Description of the task >> Reproduce every line, starting at the one that contains "Type out the text in this image." and ending at the last line of the data, exactly as it stands; pictures are omitted.

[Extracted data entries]
+++++

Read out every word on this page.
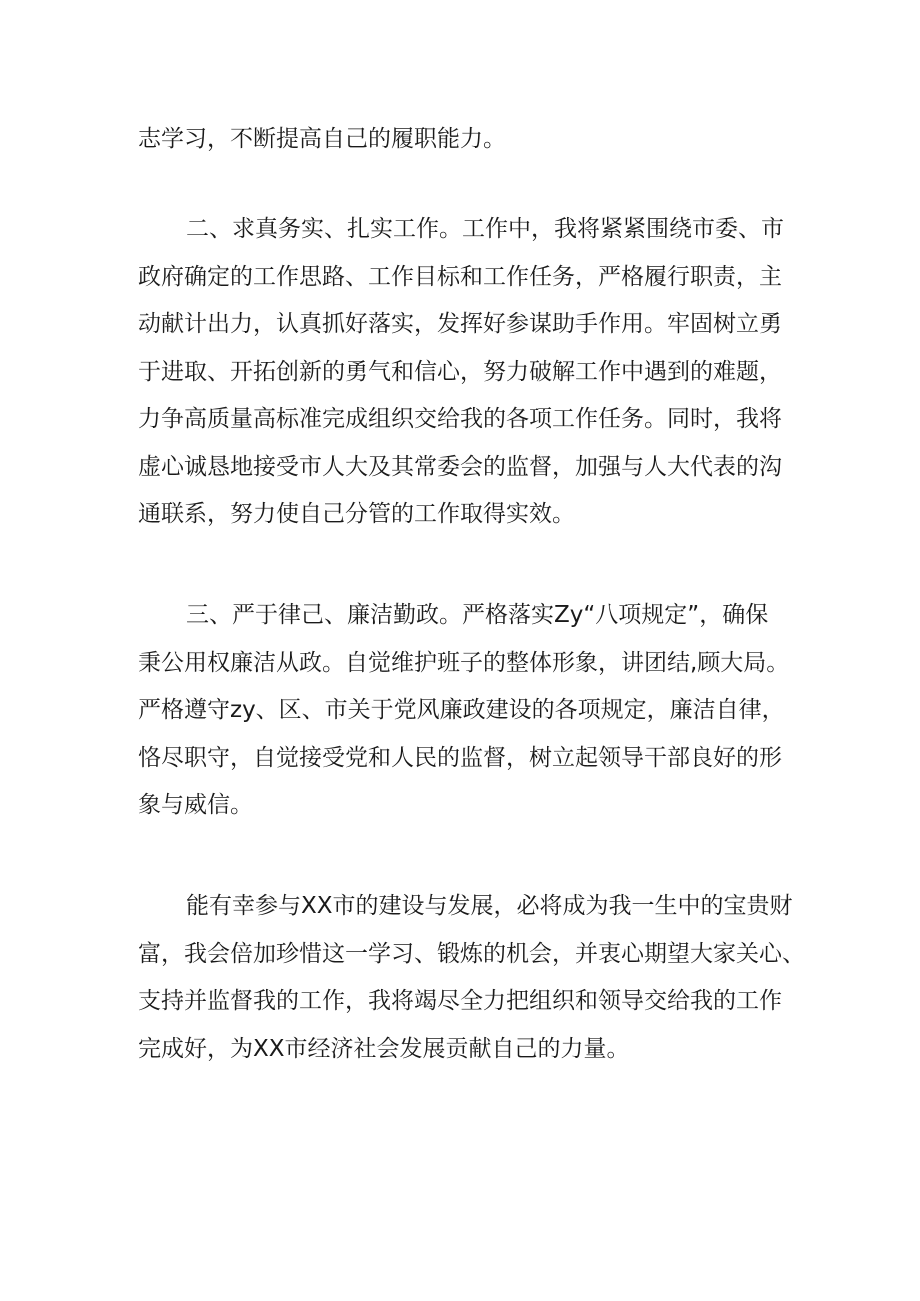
志学习，不断提高自己的履职能力。
二、求真务实、扎实工作。工作中，我将紧紧围绕市委、市
政府确定的工作思路、工作目标和工作任务，严格履行职责，主
动献计出力，认真抓好落实，发挥好参谋助手作用。牢固树立勇
于进取、开拓创新的勇气和信心，努力破解工作中遇到的难题，
力争高质量高标准完成组织交给我的各项工作任务。同时，我将
虚心诚恳地接受市人大及其常委会的监督，加强与人大代表的沟
通联系，努力使自己分管的工作取得实效。
三、严于律己、廉洁勤政。严格落实Zy“八项规定”，确保
秉公用权廉洁从政。自觉维护班子的整体形象，讲团结,顾大局。
严格遵守zy、区、市关于党风廉政建设的各项规定，廉洁自律，
恪尽职守，自觉接受党和人民的监督，树立起领导干部良好的形
象与威信。
能有幸参与XX市的建设与发展，必将成为我一生中的宝贵财
富，我会倍加珍惜这一学习、锻炼的机会，并衷心期望大家关心、
支持并监督我的工作，我将竭尽全力把组织和领导交给我的工作
完成好，为XX市经济社会发展贡献自己的力量。
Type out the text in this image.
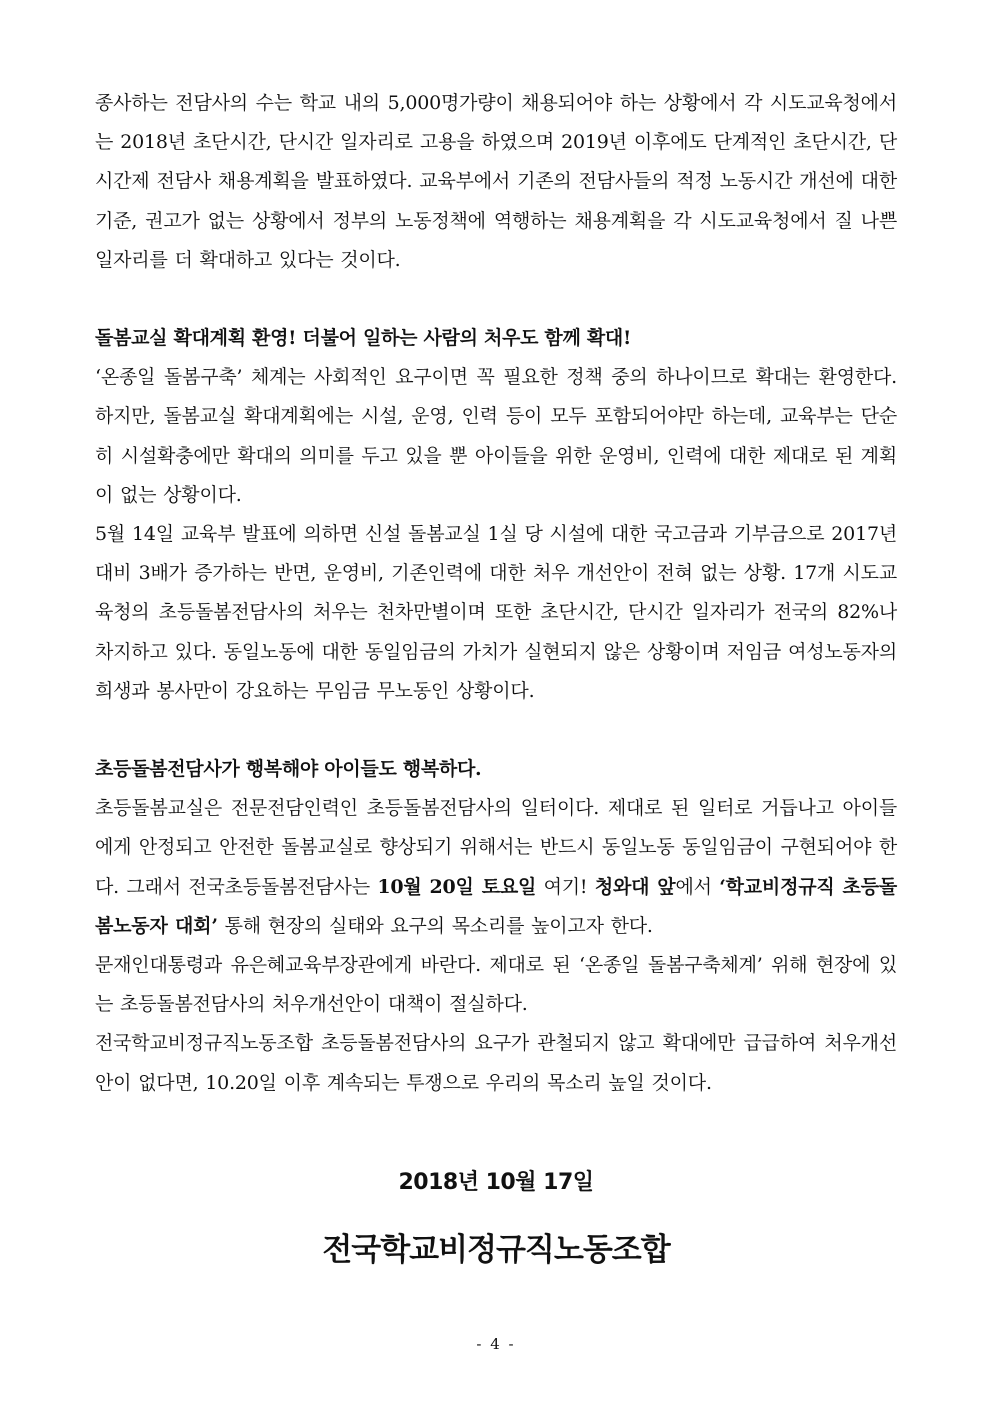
종사하는 전담사의 수는 학교 내의 5,000명가량이 채용되어야 하는 상황에서 각 시도교육청에서는 2018년 초단시간, 단시간 일자리로 고용을 하였으며 2019년 이후에도 단계적인 초단시간, 단시간제 전담사 채용계획을 발표하였다. 교육부에서 기존의 전담사들의 적정 노동시간 개선에 대한 기준, 권고가 없는 상황에서 정부의 노동정책에 역행하는 채용계획을 각 시도교육청에서 질 나쁜 일자리를 더 확대하고 있다는 것이다.

돌봄교실 확대계획 환영! 더불어 일하는 사람의 처우도 함께 확대!

‘온종일 돌봄구축’ 체계는 사회적인 요구이면 꼭 필요한 정책 중의 하나이므로 확대는 환영한다. 하지만, 돌봄교실 확대계획에는 시설, 운영, 인력 등이 모두 포함되어야만 하는데, 교육부는 단순히 시설확충에만 확대의 의미를 두고 있을 뿐 아이들을 위한 운영비, 인력에 대한 제대로 된 계획이 없는 상황이다.

5월 14일 교육부 발표에 의하면 신설 돌봄교실 1실 당 시설에 대한 국고금과 기부금으로 2017년 대비 3배가 증가하는 반면, 운영비, 기존인력에 대한 처우 개선안이 전혀 없는 상황. 17개 시도교육청의 초등돌봄전담사의 처우는 천차만별이며 또한 초단시간, 단시간 일자리가 전국의 82%나 차지하고 있다. 동일노동에 대한 동일임금의 가치가 실현되지 않은 상황이며 저임금 여성노동자의 희생과 봉사만이 강요하는 무임금 무노동인 상황이다.

초등돌봄전담사가 행복해야 아이들도 행복하다.

초등돌봄교실은 전문전담인력인 초등돌봄전담사의 일터이다. 제대로 된 일터로 거듭나고 아이들에게 안정되고 안전한 돌봄교실로 향상되기 위해서는 반드시 동일노동 동일임금이 구현되어야 한다. 그래서 전국초등돌봄전담사는 10월 20일 토요일 여기! 청와대 앞에서 ‘학교비정규직 초등돌봄노동자 대회’ 통해 현장의 실태와 요구의 목소리를 높이고자 한다.

문재인대통령과 유은혜교육부장관에게 바란다. 제대로 된 ‘온종일 돌봄구축체계’ 위해 현장에 있는 초등돌봄전담사의 처우개선안이 대책이 절실하다.

전국학교비정규직노동조합 초등돌봄전담사의 요구가 관철되지 않고 확대에만 급급하여 처우개선안이 없다면, 10.20일 이후 계속되는 투쟁으로 우리의 목소리 높일 것이다.

2018년 10월 17일
전국학교비정규직노동조합
- 4 -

+++++

Task answer >>
Type out the text in this image.
종사하는 전담사의 수는 학교 내의 5,000명가량이 채용되어야 하는 상황에서 각 시도교육청에서는 2018년 초단시간, 단시간 일자리로 고용을 하였으며 2019년 이후에도 단계적인 초단시간, 단시간제 전담사 채용계획을 발표하였다. 교육부에서 기존의 전담사들의 적정 노동시간 개선에 대한 기준, 권고가 없는 상황에서 정부의 노동정책에 역행하는 채용계획을 각 시도교육청에서 질 나쁜 일자리를 더 확대하고 있다는 것이다.

돌봄교실 확대계획 환영! 더불어 일하는 사람의 처우도 함께 확대!

‘온종일 돌봄구축’ 체계는 사회적인 요구이면 꼭 필요한 정책 중의 하나이므로 확대는 환영한다. 하지만, 돌봄교실 확대계획에는 시설, 운영, 인력 등이 모두 포함되어야만 하는데, 교육부는 단순히 시설확충에만 확대의 의미를 두고 있을 뿐 아이들을 위한 운영비, 인력에 대한 제대로 된 계획이 없는 상황이다.

5월 14일 교육부 발표에 의하면 신설 돌봄교실 1실 당 시설에 대한 국고금과 기부금으로 2017년 대비 3배가 증가하는 반면, 운영비, 기존인력에 대한 처우 개선안이 전혀 없는 상황. 17개 시도교육청의 초등돌봄전담사의 처우는 천차만별이며 또한 초단시간, 단시간 일자리가 전국의 82%나 차지하고 있다. 동일노동에 대한 동일임금의 가치가 실현되지 않은 상황이며 저임금 여성노동자의 희생과 봉사만이 강요하는 무임금 무노동인 상황이다.

초등돌봄전담사가 행복해야 아이들도 행복하다.

초등돌봄교실은 전문전담인력인 초등돌봄전담사의 일터이다. 제대로 된 일터로 거듭나고 아이들에게 안정되고 안전한 돌봄교실로 향상되기 위해서는 반드시 동일노동 동일임금이 구현되어야 한다. 그래서 전국초등돌봄전담사는 10월 20일 토요일 여기! 청와대 앞에서 ‘학교비정규직 초등돌봄노동자 대회’ 통해 현장의 실태와 요구의 목소리를 높이고자 한다.

문재인대통령과 유은혜교육부장관에게 바란다. 제대로 된 ‘온종일 돌봄구축체계’ 위해 현장에 있는 초등돌봄전담사의 처우개선안이 대책이 절실하다.

전국학교비정규직노동조합 초등돌봄전담사의 요구가 관철되지 않고 확대에만 급급하여 처우개선안이 없다면, 10.20일 이후 계속되는 투쟁으로 우리의 목소리 높일 것이다.

2018년 10월 17일
전국학교비정규직노동조합
- 4 -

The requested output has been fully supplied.